= ページ抜粋 =
2015/12/29

福島県、森林除染で国に要望へ 効果的対策を求める


2015年12月29日 福島民友

環境省が生活圏から20メートルの範囲と日常的に人の出入りがある場所を除く森林は原則として除染しない方針を固めたことを受け、県は来年1月4日、同省に対して森林全体の除染に向けた効率的、効果的な除染の研究、実施などを要望する。

内堀雅雄知事は28日の定例会見で「森林除染や放射性物質対策は何よりも県民理解を得ながら進めることが重要で、国は十分な説明責任を果たすべき。引き続き効果のある対策の構築も求めたい」と語った。

要望では、森林の斜面が急で土壌が宅地近くまで流れ込み、放射線量が上がる危険性のある場所などで、実施する具体的な対策の提示なども求めるとみられる。

また4日は自民党県連も同省に対し、森林の放射性物質対策などを要望する。

森林除染をめぐって国は、住宅圏やキャンプ場などについては除染しているが、それ以外については方針を示していなかった。環境省が21日、森林全体を除染することは物理的に困難で、除染による土壌流出など悪影響もあるとし、森林の大半の除染を見送る方針をまとめた。

= データ行 =
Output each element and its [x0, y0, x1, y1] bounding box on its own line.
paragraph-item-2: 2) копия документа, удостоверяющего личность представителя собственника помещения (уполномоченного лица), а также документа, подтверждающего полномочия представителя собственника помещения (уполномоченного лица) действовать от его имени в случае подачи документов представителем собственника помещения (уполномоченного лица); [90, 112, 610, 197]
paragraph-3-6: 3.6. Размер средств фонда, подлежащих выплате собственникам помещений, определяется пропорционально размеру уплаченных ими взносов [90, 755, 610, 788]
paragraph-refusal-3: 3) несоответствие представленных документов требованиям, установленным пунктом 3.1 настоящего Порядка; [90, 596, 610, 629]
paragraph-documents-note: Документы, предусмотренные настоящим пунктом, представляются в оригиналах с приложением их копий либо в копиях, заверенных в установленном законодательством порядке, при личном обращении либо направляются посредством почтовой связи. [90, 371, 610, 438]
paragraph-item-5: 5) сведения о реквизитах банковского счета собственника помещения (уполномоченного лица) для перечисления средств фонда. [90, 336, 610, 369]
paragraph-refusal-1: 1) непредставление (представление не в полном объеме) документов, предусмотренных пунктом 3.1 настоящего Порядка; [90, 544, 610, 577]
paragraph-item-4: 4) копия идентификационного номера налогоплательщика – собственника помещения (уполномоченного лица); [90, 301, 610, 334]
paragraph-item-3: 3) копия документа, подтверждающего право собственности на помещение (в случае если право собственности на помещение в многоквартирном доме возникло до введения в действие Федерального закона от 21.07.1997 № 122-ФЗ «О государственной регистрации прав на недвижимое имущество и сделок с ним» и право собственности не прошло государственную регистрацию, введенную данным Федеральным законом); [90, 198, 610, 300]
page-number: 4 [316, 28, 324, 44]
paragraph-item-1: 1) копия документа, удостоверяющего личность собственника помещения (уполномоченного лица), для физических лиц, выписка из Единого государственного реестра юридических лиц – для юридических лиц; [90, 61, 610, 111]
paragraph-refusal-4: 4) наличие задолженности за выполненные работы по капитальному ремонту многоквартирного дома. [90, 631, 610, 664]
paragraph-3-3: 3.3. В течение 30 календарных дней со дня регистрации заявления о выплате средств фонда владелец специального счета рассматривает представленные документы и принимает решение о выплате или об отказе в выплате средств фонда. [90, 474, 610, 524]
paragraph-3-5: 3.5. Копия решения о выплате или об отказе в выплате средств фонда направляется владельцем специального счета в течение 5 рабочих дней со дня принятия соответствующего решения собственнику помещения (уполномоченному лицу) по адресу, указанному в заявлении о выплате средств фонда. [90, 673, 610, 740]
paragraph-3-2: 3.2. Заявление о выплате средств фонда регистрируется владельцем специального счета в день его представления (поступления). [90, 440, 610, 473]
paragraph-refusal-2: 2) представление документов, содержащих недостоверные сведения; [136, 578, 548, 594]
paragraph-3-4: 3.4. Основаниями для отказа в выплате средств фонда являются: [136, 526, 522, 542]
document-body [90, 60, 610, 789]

= 課題 A =
森林除染の記事の本文（「環境省が生活圏から」以降）に出てくる日付を全部挙げて、それぞれの日にあったこと、またはある予定のことを添えてください。
= 課題 B =
森林除染の記事を、最後の文のあとから続けて書いてください。

= 解答結果 A =
- 1月4日：県が環境省に、森林全体の除染に向けた効率的で効果的な除染の研究と実施などを要望する。同じ日に自民党県連も、同省に森林の放射性物質対策などを要望する。
- 28日：内堀雅雄知事が定例会見で、国は十分な説明責任を果たすべきだと語った。
- 21日：環境省が、森林の大半の除染を見送る方針をまとめた。

= 解答結果 B =
【森林除染方針】何とも割り切れない

2015年12月29日 福島民報 
https://www.minpo.jp/news/detail/2015122927712

環境省が民家や農地から20メートルを超えて離れた森林を除染しない方針を固めた。生活圏に影響を与える森林からの放射性物質の飛散は確認されず、線量低減のために落ち葉を除去すると土砂流出などが懸念されるために見送るという。勝手にごみをばらまいておいて「生活に影響がないので片付けません」という話が世の中で通用するのか。納得がいかない。

県内の森林面積は約97万ヘクタールで県土全体の約7割を占める。国の推計によると、このうち国直轄で除染をする「除染特別地域」の森林面積は推計で約8万ヘクタールに上り、国の財政支援を受けて市町村が除染に当たる「汚染状況重点調査地域」の森林を合わせると森林全体の6割近くに達する。環境省は生活圏から20メートル以内とキャンプ場や遊歩道、キノコ栽培で人が立ち入る場所に限って落ち葉や堆積物の除去などに取り組んできたが、それ以外のエリアの除染方針は示していなかった。

井上信治環境副大臣は今回の方針について「全てを面的に除染するのは物理的にも困難で、悪い影響の方が大きい。住民にとって一番良い手法を考えた結果」と説明した。現状では合理的で現実的な判断だとしても、割り切れない思いは残る。農地同様、山林は林業関係者が先祖から受け継いできた財産であり、生業[なりわい]の場だ。日常的に人の入らない山であっても、古くから人々の信仰の対象となり、伝統文化の源となっている地域は少なくない。その意味で山林は生活空間と密接不可分な場所といえるだろう。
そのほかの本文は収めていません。